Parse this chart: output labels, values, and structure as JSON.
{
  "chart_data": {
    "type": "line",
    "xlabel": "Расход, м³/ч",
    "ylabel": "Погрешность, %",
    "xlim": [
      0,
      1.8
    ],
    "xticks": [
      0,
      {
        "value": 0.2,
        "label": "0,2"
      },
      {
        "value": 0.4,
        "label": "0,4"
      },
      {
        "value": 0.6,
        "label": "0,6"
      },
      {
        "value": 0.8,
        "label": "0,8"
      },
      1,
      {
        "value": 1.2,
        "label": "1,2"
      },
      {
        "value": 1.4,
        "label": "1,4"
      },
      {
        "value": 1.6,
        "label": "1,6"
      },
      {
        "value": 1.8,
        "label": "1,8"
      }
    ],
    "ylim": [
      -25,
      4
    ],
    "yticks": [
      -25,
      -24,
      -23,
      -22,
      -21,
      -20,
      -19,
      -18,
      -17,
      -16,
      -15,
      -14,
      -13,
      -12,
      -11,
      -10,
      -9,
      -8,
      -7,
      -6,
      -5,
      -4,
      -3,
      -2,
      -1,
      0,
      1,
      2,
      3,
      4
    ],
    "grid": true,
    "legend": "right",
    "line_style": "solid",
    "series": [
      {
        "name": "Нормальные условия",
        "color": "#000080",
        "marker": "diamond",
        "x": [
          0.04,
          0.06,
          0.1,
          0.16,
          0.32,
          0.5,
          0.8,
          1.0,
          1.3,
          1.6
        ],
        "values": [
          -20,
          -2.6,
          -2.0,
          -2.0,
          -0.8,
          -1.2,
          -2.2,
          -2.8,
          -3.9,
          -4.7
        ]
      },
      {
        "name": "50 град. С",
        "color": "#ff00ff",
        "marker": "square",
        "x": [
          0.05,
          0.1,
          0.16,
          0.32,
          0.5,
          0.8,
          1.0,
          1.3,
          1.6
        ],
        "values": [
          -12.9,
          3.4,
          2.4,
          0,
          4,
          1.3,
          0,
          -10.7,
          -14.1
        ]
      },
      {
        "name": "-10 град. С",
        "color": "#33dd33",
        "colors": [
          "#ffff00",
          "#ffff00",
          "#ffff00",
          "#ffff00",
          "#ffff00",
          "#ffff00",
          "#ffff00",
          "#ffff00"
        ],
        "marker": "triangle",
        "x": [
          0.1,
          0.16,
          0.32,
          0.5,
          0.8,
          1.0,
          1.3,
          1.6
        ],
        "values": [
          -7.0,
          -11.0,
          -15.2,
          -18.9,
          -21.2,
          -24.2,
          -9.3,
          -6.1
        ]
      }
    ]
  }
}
________________________
Given task:
Look through the listing and extract every line with "marker" in it.

Response for this exercise:
        "marker": "diamond",
        "marker": "square",
        "marker": "triangle",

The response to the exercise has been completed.